start GIVEN ENTRIES

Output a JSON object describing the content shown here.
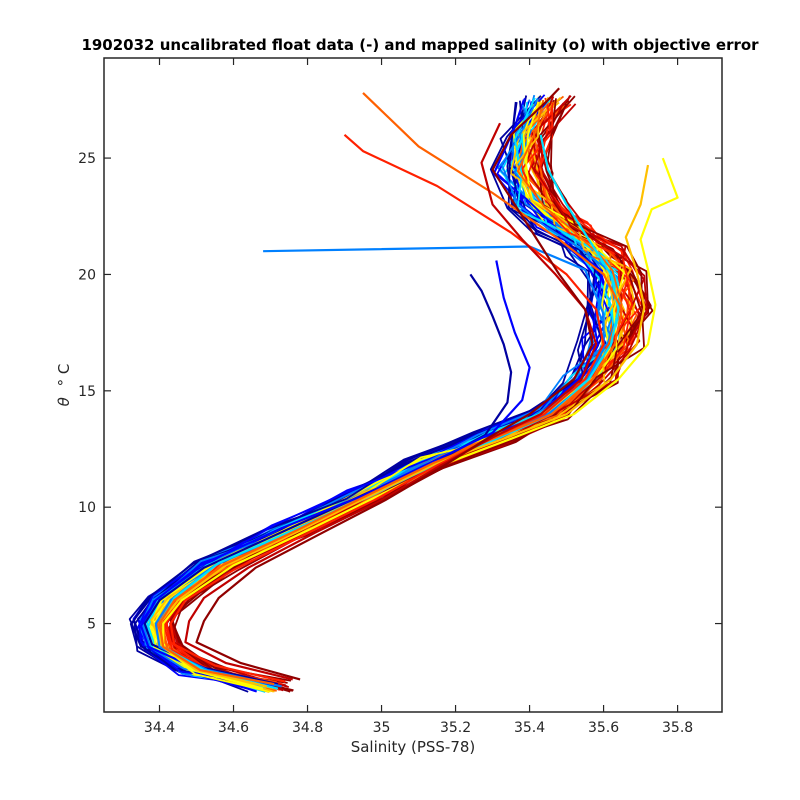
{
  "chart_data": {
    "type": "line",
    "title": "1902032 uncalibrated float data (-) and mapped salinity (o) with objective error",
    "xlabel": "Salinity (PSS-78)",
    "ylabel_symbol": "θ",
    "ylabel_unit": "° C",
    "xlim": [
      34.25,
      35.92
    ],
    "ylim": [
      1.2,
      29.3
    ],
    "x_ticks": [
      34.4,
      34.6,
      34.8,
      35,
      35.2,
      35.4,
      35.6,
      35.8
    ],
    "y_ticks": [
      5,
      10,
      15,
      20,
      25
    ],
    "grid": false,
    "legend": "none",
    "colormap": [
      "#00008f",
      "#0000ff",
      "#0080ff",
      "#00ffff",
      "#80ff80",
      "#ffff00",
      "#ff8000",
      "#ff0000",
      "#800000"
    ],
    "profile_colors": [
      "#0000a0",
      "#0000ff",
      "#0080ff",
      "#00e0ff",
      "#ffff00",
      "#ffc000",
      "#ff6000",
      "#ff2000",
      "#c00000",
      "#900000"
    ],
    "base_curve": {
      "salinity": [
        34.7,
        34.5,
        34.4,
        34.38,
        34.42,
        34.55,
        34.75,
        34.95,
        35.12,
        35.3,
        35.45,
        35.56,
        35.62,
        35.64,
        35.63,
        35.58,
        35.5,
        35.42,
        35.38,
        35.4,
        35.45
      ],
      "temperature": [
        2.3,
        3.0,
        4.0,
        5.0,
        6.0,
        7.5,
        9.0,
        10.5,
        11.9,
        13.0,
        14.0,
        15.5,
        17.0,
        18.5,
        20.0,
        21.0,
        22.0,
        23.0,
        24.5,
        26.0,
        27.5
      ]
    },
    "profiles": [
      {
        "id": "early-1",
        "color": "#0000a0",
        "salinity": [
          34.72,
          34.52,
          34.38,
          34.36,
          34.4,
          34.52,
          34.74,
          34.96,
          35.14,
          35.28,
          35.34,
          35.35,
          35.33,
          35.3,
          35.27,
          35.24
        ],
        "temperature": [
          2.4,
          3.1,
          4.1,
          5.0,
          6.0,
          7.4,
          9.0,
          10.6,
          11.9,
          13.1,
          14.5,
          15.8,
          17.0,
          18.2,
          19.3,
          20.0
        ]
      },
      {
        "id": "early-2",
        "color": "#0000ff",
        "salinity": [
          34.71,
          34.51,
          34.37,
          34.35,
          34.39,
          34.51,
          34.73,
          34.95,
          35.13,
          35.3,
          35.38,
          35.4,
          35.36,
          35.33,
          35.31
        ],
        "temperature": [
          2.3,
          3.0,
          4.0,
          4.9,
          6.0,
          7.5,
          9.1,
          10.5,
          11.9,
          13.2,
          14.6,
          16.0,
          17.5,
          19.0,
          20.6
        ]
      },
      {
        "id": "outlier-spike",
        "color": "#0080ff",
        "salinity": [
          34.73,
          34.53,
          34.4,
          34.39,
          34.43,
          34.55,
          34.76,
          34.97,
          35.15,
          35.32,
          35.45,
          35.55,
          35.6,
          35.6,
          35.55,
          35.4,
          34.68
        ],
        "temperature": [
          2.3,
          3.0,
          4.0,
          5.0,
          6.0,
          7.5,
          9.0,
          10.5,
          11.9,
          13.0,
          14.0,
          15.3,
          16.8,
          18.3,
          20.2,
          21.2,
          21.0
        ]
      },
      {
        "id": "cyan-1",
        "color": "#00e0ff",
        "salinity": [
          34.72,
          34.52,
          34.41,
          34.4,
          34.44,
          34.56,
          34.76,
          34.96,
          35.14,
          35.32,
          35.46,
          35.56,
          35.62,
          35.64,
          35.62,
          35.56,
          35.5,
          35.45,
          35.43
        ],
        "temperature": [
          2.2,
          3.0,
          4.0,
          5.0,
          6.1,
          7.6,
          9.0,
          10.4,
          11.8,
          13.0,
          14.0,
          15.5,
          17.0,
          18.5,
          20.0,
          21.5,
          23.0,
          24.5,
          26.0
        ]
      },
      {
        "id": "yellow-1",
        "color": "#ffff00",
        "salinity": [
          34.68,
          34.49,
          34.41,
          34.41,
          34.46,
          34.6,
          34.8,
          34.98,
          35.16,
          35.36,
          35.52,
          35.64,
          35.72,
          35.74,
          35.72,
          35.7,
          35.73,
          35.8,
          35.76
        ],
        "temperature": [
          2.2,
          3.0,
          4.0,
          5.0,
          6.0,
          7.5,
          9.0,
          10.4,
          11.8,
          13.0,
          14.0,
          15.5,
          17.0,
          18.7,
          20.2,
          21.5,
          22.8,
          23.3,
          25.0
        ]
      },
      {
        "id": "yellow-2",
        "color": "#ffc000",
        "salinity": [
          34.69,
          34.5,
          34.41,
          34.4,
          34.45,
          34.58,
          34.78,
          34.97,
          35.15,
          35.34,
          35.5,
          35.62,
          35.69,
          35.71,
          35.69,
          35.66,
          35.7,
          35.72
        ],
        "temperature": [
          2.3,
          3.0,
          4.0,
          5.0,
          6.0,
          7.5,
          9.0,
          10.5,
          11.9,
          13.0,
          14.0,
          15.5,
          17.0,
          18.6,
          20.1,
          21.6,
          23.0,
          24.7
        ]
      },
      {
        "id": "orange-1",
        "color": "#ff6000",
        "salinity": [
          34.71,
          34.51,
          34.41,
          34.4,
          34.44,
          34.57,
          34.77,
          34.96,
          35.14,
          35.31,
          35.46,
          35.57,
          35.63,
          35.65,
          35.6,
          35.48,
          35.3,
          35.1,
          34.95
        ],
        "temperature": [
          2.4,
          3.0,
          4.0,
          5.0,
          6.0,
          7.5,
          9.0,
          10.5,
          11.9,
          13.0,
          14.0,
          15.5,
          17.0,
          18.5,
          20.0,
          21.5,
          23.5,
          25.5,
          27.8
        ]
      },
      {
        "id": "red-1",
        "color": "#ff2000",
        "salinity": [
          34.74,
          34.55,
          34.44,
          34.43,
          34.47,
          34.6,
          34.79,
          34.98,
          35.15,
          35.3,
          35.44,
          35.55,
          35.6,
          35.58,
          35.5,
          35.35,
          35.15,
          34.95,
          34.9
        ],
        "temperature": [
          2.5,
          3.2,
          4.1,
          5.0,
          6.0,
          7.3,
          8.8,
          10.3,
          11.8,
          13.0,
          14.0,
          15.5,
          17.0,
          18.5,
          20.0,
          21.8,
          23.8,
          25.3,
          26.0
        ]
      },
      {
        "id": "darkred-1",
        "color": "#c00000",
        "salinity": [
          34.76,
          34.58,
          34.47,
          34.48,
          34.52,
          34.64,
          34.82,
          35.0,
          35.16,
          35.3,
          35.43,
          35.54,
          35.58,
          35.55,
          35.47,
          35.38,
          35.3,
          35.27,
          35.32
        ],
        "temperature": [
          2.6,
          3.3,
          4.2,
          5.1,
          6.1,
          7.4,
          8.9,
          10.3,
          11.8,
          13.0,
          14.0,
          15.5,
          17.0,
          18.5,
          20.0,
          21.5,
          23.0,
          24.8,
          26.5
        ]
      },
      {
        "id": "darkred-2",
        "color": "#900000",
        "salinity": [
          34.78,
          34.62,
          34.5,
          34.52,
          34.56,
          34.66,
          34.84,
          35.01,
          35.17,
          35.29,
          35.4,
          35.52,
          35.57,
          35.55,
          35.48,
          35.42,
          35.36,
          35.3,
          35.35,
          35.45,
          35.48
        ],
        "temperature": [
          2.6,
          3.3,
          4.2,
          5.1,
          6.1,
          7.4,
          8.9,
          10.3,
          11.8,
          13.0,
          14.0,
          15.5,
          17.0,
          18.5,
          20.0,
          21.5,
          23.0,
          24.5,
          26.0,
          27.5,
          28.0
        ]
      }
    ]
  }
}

end GIVEN ENTRIES

• _SHORT EXERCISE_
Each line of the material must be retyped exactly, except that images are omitted.

• _RESPONSE TO THIS EXERCISE_
Output a JSON object describing the content shown here.
{
  "chart_data": {
    "type": "line",
    "title": "1902032 uncalibrated float data (-) and mapped salinity (o) with objective error",
    "xlabel": "Salinity (PSS-78)",
    "ylabel_symbol": "θ",
    "ylabel_unit": "° C",
    "xlim": [
      34.25,
      35.92
    ],
    "ylim": [
      1.2,
      29.3
    ],
    "x_ticks": [
      34.4,
      34.6,
      34.8,
      35,
      35.2,
      35.4,
      35.6,
      35.8
    ],
    "y_ticks": [
      5,
      10,
      15,
      20,
      25
    ],
    "grid": false,
    "legend": "none",
    "colormap": [
      "#00008f",
      "#0000ff",
      "#0080ff",
      "#00ffff",
      "#80ff80",
      "#ffff00",
      "#ff8000",
      "#ff0000",
      "#800000"
    ],
    "profile_colors": [
      "#0000a0",
      "#0000ff",
      "#0080ff",
      "#00e0ff",
      "#ffff00",
      "#ffc000",
      "#ff6000",
      "#ff2000",
      "#c00000",
      "#900000"
    ],
    "base_curve": {
      "salinity": [
        34.7,
        34.5,
        34.4,
        34.38,
        34.42,
        34.55,
        34.75,
        34.95,
        35.12,
        35.3,
        35.45,
        35.56,
        35.62,
        35.64,
        35.63,
        35.58,
        35.5,
        35.42,
        35.38,
        35.4,
        35.45
      ],
      "temperature": [
        2.3,
        3.0,
        4.0,
        5.0,
        6.0,
        7.5,
        9.0,
        10.5,
        11.9,
        13.0,
        14.0,
        15.5,
        17.0,
        18.5,
        20.0,
        21.0,
        22.0,
        23.0,
        24.5,
        26.0,
        27.5
      ]
    },
    "profiles": [
      {
        "id": "early-1",
        "color": "#0000a0",
        "salinity": [
          34.72,
          34.52,
          34.38,
          34.36,
          34.4,
          34.52,
          34.74,
          34.96,
          35.14,
          35.28,
          35.34,
          35.35,
          35.33,
          35.3,
          35.27,
          35.24
        ],
        "temperature": [
          2.4,
          3.1,
          4.1,
          5.0,
          6.0,
          7.4,
          9.0,
          10.6,
          11.9,
          13.1,
          14.5,
          15.8,
          17.0,
          18.2,
          19.3,
          20.0
        ]
      },
      {
        "id": "early-2",
        "color": "#0000ff",
        "salinity": [
          34.71,
          34.51,
          34.37,
          34.35,
          34.39,
          34.51,
          34.73,
          34.95,
          35.13,
          35.3,
          35.38,
          35.4,
          35.36,
          35.33,
          35.31
        ],
        "temperature": [
          2.3,
          3.0,
          4.0,
          4.9,
          6.0,
          7.5,
          9.1,
          10.5,
          11.9,
          13.2,
          14.6,
          16.0,
          17.5,
          19.0,
          20.6
        ]
      },
      {
        "id": "outlier-spike",
        "color": "#0080ff",
        "salinity": [
          34.73,
          34.53,
          34.4,
          34.39,
          34.43,
          34.55,
          34.76,
          34.97,
          35.15,
          35.32,
          35.45,
          35.55,
          35.6,
          35.6,
          35.55,
          35.4,
          34.68
        ],
        "temperature": [
          2.3,
          3.0,
          4.0,
          5.0,
          6.0,
          7.5,
          9.0,
          10.5,
          11.9,
          13.0,
          14.0,
          15.3,
          16.8,
          18.3,
          20.2,
          21.2,
          21.0
        ]
      },
      {
        "id": "cyan-1",
        "color": "#00e0ff",
        "salinity": [
          34.72,
          34.52,
          34.41,
          34.4,
          34.44,
          34.56,
          34.76,
          34.96,
          35.14,
          35.32,
          35.46,
          35.56,
          35.62,
          35.64,
          35.62,
          35.56,
          35.5,
          35.45,
          35.43
        ],
        "temperature": [
          2.2,
          3.0,
          4.0,
          5.0,
          6.1,
          7.6,
          9.0,
          10.4,
          11.8,
          13.0,
          14.0,
          15.5,
          17.0,
          18.5,
          20.0,
          21.5,
          23.0,
          24.5,
          26.0
        ]
      },
      {
        "id": "yellow-1",
        "color": "#ffff00",
        "salinity": [
          34.68,
          34.49,
          34.41,
          34.41,
          34.46,
          34.6,
          34.8,
          34.98,
          35.16,
          35.36,
          35.52,
          35.64,
          35.72,
          35.74,
          35.72,
          35.7,
          35.73,
          35.8,
          35.76
        ],
        "temperature": [
          2.2,
          3.0,
          4.0,
          5.0,
          6.0,
          7.5,
          9.0,
          10.4,
          11.8,
          13.0,
          14.0,
          15.5,
          17.0,
          18.7,
          20.2,
          21.5,
          22.8,
          23.3,
          25.0
        ]
      },
      {
        "id": "yellow-2",
        "color": "#ffc000",
        "salinity": [
          34.69,
          34.5,
          34.41,
          34.4,
          34.45,
          34.58,
          34.78,
          34.97,
          35.15,
          35.34,
          35.5,
          35.62,
          35.69,
          35.71,
          35.69,
          35.66,
          35.7,
          35.72
        ],
        "temperature": [
          2.3,
          3.0,
          4.0,
          5.0,
          6.0,
          7.5,
          9.0,
          10.5,
          11.9,
          13.0,
          14.0,
          15.5,
          17.0,
          18.6,
          20.1,
          21.6,
          23.0,
          24.7
        ]
      },
      {
        "id": "orange-1",
        "color": "#ff6000",
        "salinity": [
          34.71,
          34.51,
          34.41,
          34.4,
          34.44,
          34.57,
          34.77,
          34.96,
          35.14,
          35.31,
          35.46,
          35.57,
          35.63,
          35.65,
          35.6,
          35.48,
          35.3,
          35.1,
          34.95
        ],
        "temperature": [
          2.4,
          3.0,
          4.0,
          5.0,
          6.0,
          7.5,
          9.0,
          10.5,
          11.9,
          13.0,
          14.0,
          15.5,
          17.0,
          18.5,
          20.0,
          21.5,
          23.5,
          25.5,
          27.8
        ]
      },
      {
        "id": "red-1",
        "color": "#ff2000",
        "salinity": [
          34.74,
          34.55,
          34.44,
          34.43,
          34.47,
          34.6,
          34.79,
          34.98,
          35.15,
          35.3,
          35.44,
          35.55,
          35.6,
          35.58,
          35.5,
          35.35,
          35.15,
          34.95,
          34.9
        ],
        "temperature": [
          2.5,
          3.2,
          4.1,
          5.0,
          6.0,
          7.3,
          8.8,
          10.3,
          11.8,
          13.0,
          14.0,
          15.5,
          17.0,
          18.5,
          20.0,
          21.8,
          23.8,
          25.3,
          26.0
        ]
      },
      {
        "id": "darkred-1",
        "color": "#c00000",
        "salinity": [
          34.76,
          34.58,
          34.47,
          34.48,
          34.52,
          34.64,
          34.82,
          35.0,
          35.16,
          35.3,
          35.43,
          35.54,
          35.58,
          35.55,
          35.47,
          35.38,
          35.3,
          35.27,
          35.32
        ],
        "temperature": [
          2.6,
          3.3,
          4.2,
          5.1,
          6.1,
          7.4,
          8.9,
          10.3,
          11.8,
          13.0,
          14.0,
          15.5,
          17.0,
          18.5,
          20.0,
          21.5,
          23.0,
          24.8,
          26.5
        ]
      },
      {
        "id": "darkred-2",
        "color": "#900000",
        "salinity": [
          34.78,
          34.62,
          34.5,
          34.52,
          34.56,
          34.66,
          34.84,
          35.01,
          35.17,
          35.29,
          35.4,
          35.52,
          35.57,
          35.55,
          35.48,
          35.42,
          35.36,
          35.3,
          35.35,
          35.45,
          35.48
        ],
        "temperature": [
          2.6,
          3.3,
          4.2,
          5.1,
          6.1,
          7.4,
          8.9,
          10.3,
          11.8,
          13.0,
          14.0,
          15.5,
          17.0,
          18.5,
          20.0,
          21.5,
          23.0,
          24.5,
          26.0,
          27.5,
          28.0
        ]
      }
    ]
  }
}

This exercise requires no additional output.